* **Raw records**
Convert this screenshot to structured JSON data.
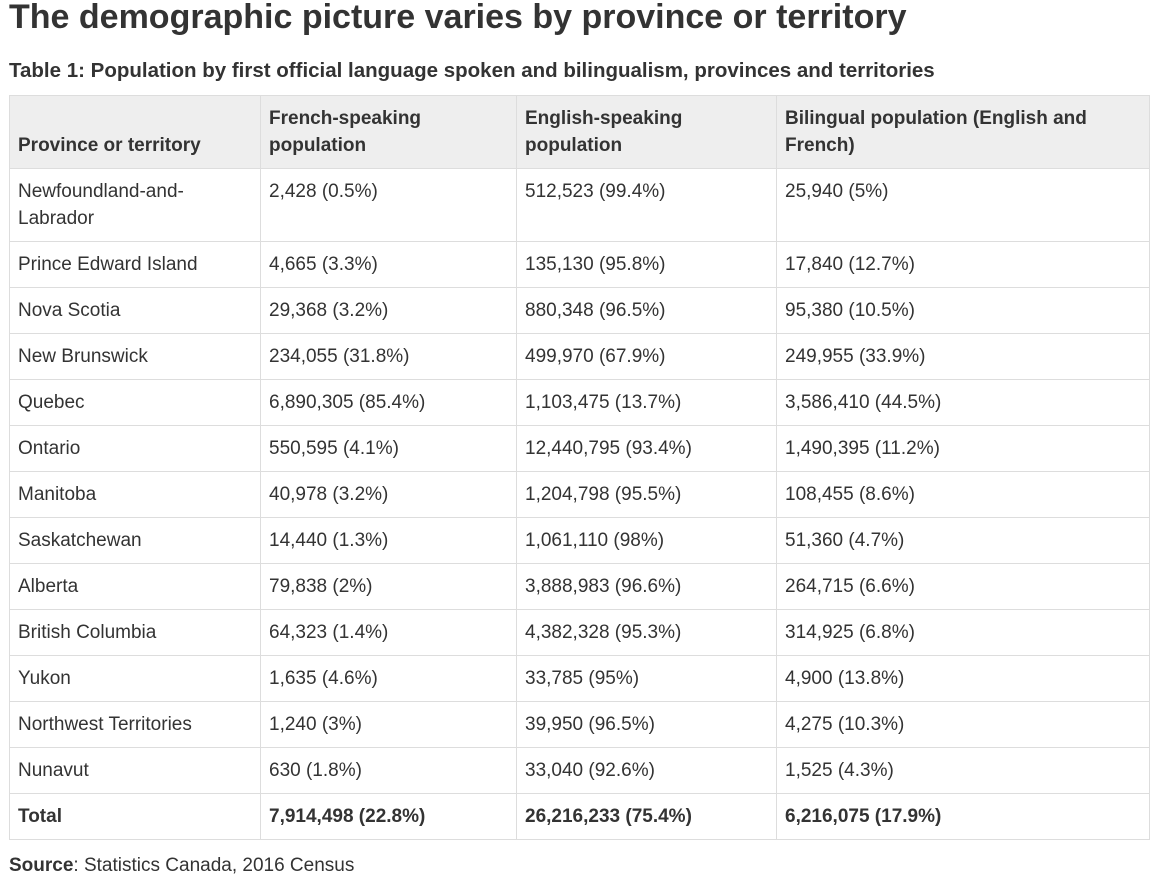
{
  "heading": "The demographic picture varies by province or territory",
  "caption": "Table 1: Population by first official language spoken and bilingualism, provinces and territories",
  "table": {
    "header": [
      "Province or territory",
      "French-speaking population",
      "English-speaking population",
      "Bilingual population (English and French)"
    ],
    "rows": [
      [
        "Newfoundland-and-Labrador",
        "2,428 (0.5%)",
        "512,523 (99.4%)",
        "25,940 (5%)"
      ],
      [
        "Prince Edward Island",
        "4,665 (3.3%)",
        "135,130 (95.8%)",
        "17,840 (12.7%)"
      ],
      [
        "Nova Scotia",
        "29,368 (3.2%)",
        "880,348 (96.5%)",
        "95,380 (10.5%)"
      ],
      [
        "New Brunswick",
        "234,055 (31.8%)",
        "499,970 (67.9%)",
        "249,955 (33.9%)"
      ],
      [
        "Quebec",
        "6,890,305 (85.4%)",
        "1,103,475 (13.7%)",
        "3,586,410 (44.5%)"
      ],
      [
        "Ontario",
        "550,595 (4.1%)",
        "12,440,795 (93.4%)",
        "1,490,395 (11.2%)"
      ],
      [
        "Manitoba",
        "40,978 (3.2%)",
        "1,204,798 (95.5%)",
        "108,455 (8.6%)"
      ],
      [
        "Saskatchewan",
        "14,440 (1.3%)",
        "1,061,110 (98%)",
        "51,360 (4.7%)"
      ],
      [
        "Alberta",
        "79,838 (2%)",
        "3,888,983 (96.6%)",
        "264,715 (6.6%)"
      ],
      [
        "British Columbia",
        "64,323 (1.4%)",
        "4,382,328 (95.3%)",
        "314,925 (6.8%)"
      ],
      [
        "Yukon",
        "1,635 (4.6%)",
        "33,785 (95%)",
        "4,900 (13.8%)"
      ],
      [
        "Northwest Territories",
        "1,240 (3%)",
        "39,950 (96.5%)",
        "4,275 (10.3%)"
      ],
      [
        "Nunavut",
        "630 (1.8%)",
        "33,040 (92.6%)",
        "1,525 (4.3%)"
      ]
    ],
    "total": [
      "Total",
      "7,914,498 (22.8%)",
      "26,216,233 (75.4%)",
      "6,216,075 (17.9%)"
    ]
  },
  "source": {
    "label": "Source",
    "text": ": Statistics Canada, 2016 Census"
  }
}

* **Task to complete**
Copy out the data above exactly, except the pictures.

* **Solution for this exercise**
Convert this screenshot to structured JSON data.
{
  "heading": "The demographic picture varies by province or territory",
  "caption": "Table 1: Population by first official language spoken and bilingualism, provinces and territories",
  "table": {
    "header": [
      "Province or territory",
      "French-speaking population",
      "English-speaking population",
      "Bilingual population (English and French)"
    ],
    "rows": [
      [
        "Newfoundland-and-Labrador",
        "2,428 (0.5%)",
        "512,523 (99.4%)",
        "25,940 (5%)"
      ],
      [
        "Prince Edward Island",
        "4,665 (3.3%)",
        "135,130 (95.8%)",
        "17,840 (12.7%)"
      ],
      [
        "Nova Scotia",
        "29,368 (3.2%)",
        "880,348 (96.5%)",
        "95,380 (10.5%)"
      ],
      [
        "New Brunswick",
        "234,055 (31.8%)",
        "499,970 (67.9%)",
        "249,955 (33.9%)"
      ],
      [
        "Quebec",
        "6,890,305 (85.4%)",
        "1,103,475 (13.7%)",
        "3,586,410 (44.5%)"
      ],
      [
        "Ontario",
        "550,595 (4.1%)",
        "12,440,795 (93.4%)",
        "1,490,395 (11.2%)"
      ],
      [
        "Manitoba",
        "40,978 (3.2%)",
        "1,204,798 (95.5%)",
        "108,455 (8.6%)"
      ],
      [
        "Saskatchewan",
        "14,440 (1.3%)",
        "1,061,110 (98%)",
        "51,360 (4.7%)"
      ],
      [
        "Alberta",
        "79,838 (2%)",
        "3,888,983 (96.6%)",
        "264,715 (6.6%)"
      ],
      [
        "British Columbia",
        "64,323 (1.4%)",
        "4,382,328 (95.3%)",
        "314,925 (6.8%)"
      ],
      [
        "Yukon",
        "1,635 (4.6%)",
        "33,785 (95%)",
        "4,900 (13.8%)"
      ],
      [
        "Northwest Territories",
        "1,240 (3%)",
        "39,950 (96.5%)",
        "4,275 (10.3%)"
      ],
      [
        "Nunavut",
        "630 (1.8%)",
        "33,040 (92.6%)",
        "1,525 (4.3%)"
      ]
    ],
    "total": [
      "Total",
      "7,914,498 (22.8%)",
      "26,216,233 (75.4%)",
      "6,216,075 (17.9%)"
    ]
  },
  "source": {
    "label": "Source",
    "text": ": Statistics Canada, 2016 Census"
  }
}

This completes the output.